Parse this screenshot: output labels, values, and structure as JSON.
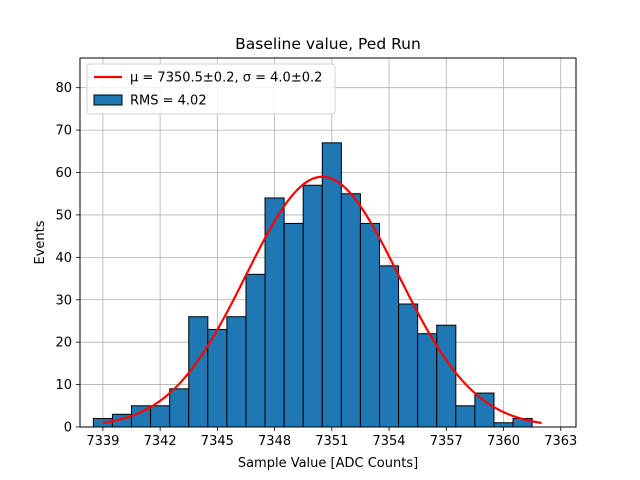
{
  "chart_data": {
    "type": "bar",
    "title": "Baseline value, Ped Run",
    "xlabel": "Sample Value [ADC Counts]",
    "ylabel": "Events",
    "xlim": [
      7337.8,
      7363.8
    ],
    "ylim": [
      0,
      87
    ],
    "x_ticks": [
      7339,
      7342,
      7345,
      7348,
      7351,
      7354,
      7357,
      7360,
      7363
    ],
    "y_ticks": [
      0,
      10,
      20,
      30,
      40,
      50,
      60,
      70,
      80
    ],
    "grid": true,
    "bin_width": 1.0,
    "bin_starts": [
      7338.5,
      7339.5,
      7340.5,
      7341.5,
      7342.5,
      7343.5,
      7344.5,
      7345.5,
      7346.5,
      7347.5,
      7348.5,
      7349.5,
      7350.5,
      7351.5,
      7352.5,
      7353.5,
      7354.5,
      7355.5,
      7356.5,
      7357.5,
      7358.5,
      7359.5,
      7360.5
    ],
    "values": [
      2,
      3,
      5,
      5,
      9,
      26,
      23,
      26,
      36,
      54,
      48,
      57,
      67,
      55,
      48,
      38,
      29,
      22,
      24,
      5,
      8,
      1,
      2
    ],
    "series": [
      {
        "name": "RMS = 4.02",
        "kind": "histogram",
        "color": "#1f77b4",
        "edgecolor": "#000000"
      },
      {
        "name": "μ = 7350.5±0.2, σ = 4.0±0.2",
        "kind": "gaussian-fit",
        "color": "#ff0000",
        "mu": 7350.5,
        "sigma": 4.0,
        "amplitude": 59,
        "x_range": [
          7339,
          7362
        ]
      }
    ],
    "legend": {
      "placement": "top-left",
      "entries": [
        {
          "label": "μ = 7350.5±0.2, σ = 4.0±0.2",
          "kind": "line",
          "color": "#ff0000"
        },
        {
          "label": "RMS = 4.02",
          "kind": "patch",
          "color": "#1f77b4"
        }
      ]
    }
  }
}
---
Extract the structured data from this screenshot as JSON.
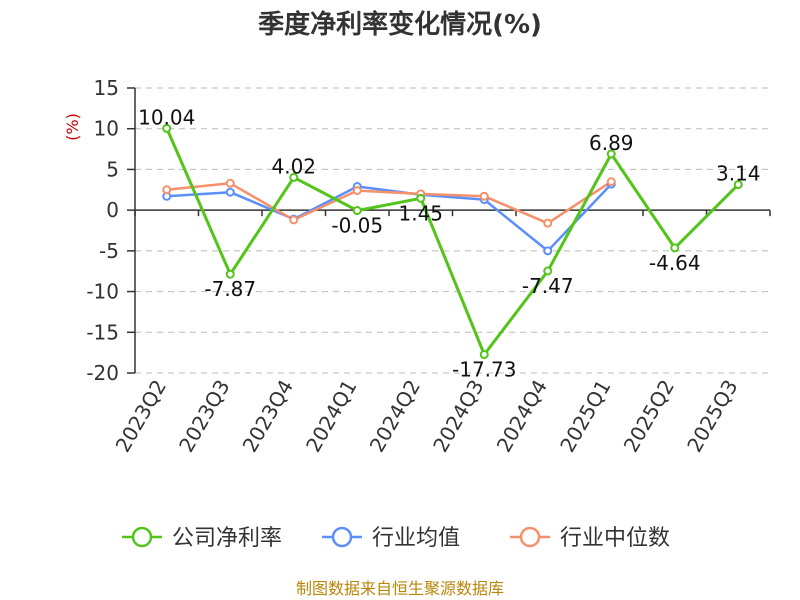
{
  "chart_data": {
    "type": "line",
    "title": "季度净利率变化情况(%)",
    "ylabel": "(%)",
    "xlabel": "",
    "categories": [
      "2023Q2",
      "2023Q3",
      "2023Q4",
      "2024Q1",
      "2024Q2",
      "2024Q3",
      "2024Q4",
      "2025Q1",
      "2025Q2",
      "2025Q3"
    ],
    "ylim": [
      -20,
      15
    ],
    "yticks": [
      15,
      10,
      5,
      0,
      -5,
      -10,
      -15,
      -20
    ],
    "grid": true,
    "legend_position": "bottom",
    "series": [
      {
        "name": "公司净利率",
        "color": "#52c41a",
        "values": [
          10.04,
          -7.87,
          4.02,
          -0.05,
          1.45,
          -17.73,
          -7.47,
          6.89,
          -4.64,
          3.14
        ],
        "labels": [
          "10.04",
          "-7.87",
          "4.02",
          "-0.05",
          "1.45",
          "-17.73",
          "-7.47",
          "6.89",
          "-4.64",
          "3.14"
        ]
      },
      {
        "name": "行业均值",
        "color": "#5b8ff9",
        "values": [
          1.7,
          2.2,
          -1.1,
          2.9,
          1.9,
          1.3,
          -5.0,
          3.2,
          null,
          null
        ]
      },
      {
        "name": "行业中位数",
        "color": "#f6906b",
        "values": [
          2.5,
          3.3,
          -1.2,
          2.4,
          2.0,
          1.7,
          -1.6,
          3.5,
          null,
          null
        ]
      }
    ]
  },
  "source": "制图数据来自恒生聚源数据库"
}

EXERCISE BRIEF
Report only how many lines in the entries contain "title".

TASK RESPONSE
2